Your goal:
Each line that holds the word "SLOC" counts once. Give the total number of such lines and nothing else.

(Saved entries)
= = = =
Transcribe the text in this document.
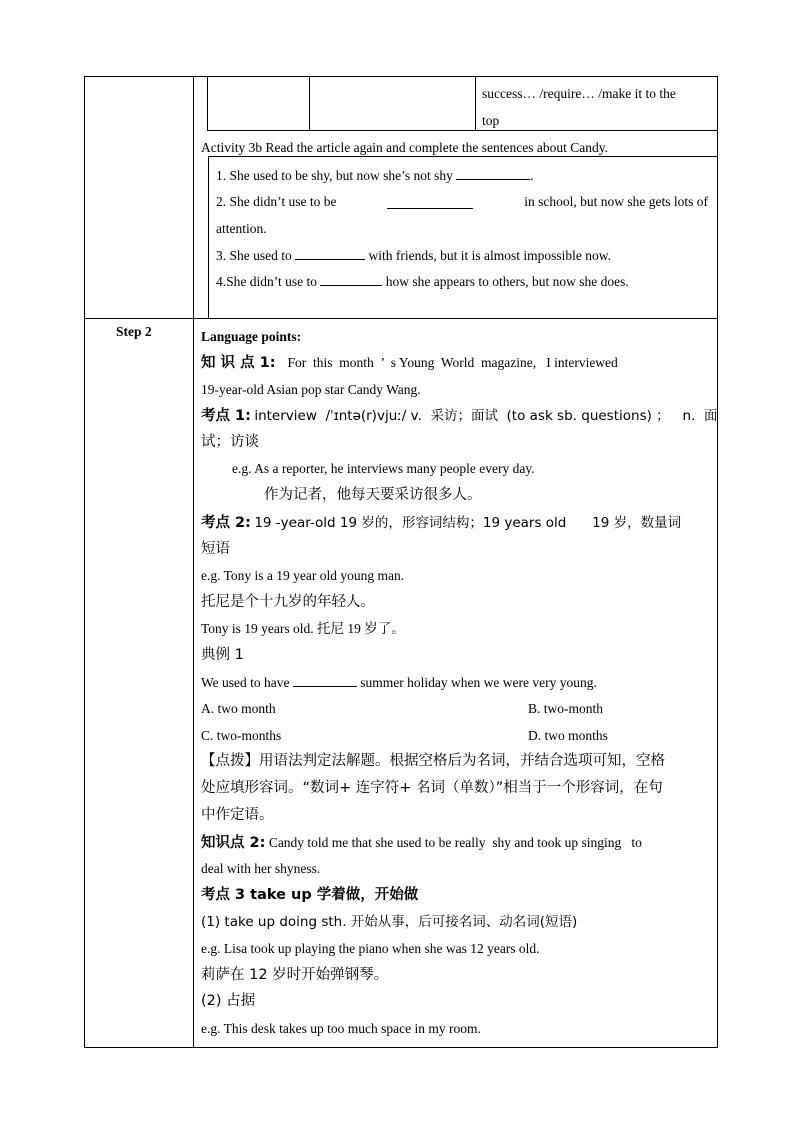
success… /require… /make it to the
top
Activity 3b Read the article again and complete the sentences about Candy.
1. She used to be shy, but now she’s not shy	.
2. She didn’t use to be	in school, but now she gets lots of
attention.
3. She used to	with friends, but it is almost impossible now.
4.She didn’t use to	how she appears to others, but now she does.
Step 2	Language points:
知 识 点 1: For  this  month  ’  s Young  World  magazine,   I interviewed
19-year-old Asian pop star Candy Wang.
考点 1: interview  /ˈɪntə(r)vjuː/ v.  采访；面试  (to ask sb. questions) ；   n.  面
试；访谈
e.g. As a reporter, he interviews many people every day.
作为记者，他每天要采访很多人。
考点 2: 19 -year-old 19 岁的，形容词结构；19 years old      19 岁，数量词
短语
e.g. Tony is a 19 year old young man.
托尼是个十九岁的年轻人。
Tony is 19 years old. 托尼 19 岁了。
典例 1
We used to have	summer holiday when we were very young.
A. two month	B. two-month
C. two-months	D. two months
【点拨】用语法判定法解题。根据空格后为名词，并结合选项可知，空格
处应填形容词。“数词+ 连字符+ 名词（单数）”相当于一个形容词，在句
中作定语。
知识点 2: Candy told me that she used to be really  shy and took up singing   to
deal with her shyness.
考点 3 take up 学着做，开始做
(1) take up doing sth. 开始从事，后可接名词、动名词(短语)
e.g. Lisa took up playing the piano when she was 12 years old.
莉萨在 12 岁时开始弹钢琴。
(2) 占据
e.g. This desk takes up too much space in my room.
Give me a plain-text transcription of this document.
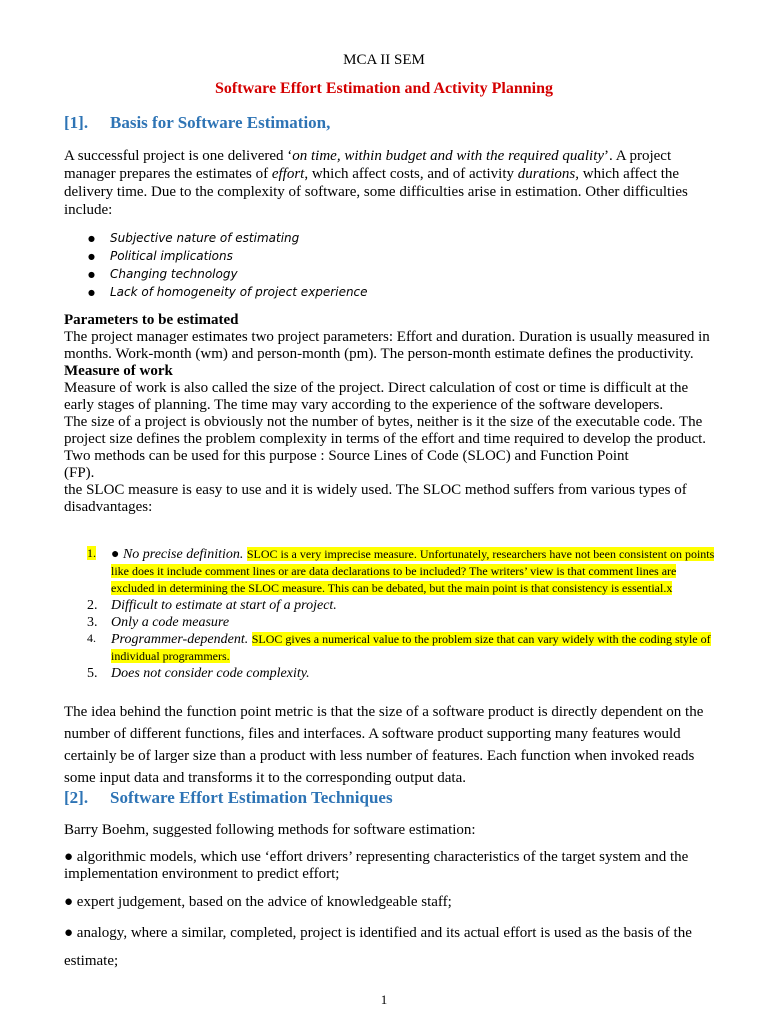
MCA II SEM
Software Effort Estimation and Activity Planning
[1]. Basis for Software Estimation,
A successful project is one delivered ‘on time, within budget and with the required quality’. A project manager prepares the estimates of effort, which affect costs, and of activity durations, which affect the delivery time. Due to the complexity of software, some difficulties arise in estimation. Other difficulties include:
● Subjective nature of estimating
● Political implications
● Changing technology
● Lack of homogeneity of project experience
Parameters to be estimated
The project manager estimates two project parameters: Effort and duration. Duration is usually measured in months. Work-month (wm) and person-month (pm). The person-month estimate defines the productivity.
Measure of work
Measure of work is also called the size of the project. Direct calculation of cost or time is difficult at the early stages of planning. The time may vary according to the experience of the software developers.
The size of a project is obviously not the number of bytes, neither is it the size of the executable code. The project size defines the problem complexity in terms of the effort and time required to develop the product.
Two methods can be used for this purpose : Source Lines of Code (SLOC) and Function Point
(FP).
the SLOC measure is easy to use and it is widely used. The SLOC method suffers from various types of disadvantages:
1. ● No precise definition. SLOC is a very imprecise measure. Unfortunately, researchers have not been consistent on points like does it include comment lines or are data declarations to be included? The writers’ view is that comment lines are excluded in determining the SLOC measure. This can be debated, but the main point is that consistency is essential.x
2. Difficult to estimate at start of a project.
3. Only a code measure
4. Programmer-dependent. SLOC gives a numerical value to the problem size that can vary widely with the coding style of individual programmers.
5. Does not consider code complexity.
The idea behind the function point metric is that the size of a software product is directly dependent on the number of different functions, files and interfaces. A software product supporting many features would certainly be of larger size than a product with less number of features. Each function when invoked reads some input data and transforms it to the corresponding output data.
[2]. Software Effort Estimation Techniques
Barry Boehm, suggested following methods for software estimation:
● algorithmic models, which use ‘effort drivers’ representing characteristics of the target system and the implementation environment to predict effort;
● expert judgement, based on the advice of knowledgeable staff;
● analogy, where a similar, completed, project is identified and its actual effort is used as the basis of the estimate;
1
= = = =
Written solution:
4